= Exercise details =
How many lines of these entries hold the string "Ticket"? Answer with the number alone.

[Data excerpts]
** start **

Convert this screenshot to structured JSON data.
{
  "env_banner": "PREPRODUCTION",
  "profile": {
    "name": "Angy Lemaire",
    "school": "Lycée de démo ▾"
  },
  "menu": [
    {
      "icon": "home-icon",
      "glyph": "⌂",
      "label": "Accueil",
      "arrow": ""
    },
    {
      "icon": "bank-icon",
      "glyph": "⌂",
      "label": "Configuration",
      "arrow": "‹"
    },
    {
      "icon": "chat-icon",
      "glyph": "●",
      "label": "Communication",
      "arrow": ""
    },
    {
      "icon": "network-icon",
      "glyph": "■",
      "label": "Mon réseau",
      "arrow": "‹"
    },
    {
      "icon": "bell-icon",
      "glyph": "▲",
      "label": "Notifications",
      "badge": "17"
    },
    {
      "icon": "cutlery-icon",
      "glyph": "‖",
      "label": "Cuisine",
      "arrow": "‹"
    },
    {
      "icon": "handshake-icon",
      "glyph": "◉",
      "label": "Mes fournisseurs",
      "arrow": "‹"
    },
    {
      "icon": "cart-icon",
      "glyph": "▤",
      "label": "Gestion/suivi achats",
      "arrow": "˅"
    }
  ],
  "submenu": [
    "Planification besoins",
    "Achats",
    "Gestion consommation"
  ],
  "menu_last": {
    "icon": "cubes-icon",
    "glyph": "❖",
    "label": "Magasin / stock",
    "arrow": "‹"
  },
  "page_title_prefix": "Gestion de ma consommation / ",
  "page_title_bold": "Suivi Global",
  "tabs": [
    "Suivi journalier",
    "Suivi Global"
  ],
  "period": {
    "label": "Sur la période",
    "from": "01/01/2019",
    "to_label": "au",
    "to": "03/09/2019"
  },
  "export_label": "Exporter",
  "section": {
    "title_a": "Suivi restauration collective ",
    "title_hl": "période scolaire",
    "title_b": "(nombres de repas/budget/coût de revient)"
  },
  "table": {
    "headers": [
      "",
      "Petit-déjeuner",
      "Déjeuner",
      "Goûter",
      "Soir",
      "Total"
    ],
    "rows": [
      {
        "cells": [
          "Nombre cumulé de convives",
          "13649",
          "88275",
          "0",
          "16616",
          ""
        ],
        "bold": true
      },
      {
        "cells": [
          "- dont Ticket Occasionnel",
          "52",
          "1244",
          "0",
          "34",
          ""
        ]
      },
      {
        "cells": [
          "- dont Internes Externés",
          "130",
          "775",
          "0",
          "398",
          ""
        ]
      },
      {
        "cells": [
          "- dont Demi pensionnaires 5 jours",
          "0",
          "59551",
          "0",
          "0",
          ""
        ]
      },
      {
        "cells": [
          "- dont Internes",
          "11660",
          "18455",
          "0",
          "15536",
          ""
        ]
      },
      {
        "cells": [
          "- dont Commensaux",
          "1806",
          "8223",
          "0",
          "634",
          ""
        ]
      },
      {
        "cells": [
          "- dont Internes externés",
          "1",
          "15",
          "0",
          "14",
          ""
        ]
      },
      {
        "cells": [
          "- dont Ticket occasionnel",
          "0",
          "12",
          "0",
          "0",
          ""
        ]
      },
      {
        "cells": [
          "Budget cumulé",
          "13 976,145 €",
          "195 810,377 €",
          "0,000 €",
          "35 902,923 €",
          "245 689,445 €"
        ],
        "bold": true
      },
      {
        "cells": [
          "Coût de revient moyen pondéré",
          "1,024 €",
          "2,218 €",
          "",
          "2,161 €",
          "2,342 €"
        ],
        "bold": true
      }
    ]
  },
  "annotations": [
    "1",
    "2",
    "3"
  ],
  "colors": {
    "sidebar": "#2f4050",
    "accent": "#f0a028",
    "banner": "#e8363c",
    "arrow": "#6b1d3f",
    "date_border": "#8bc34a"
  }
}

** end **

= Solution for this exercise =
2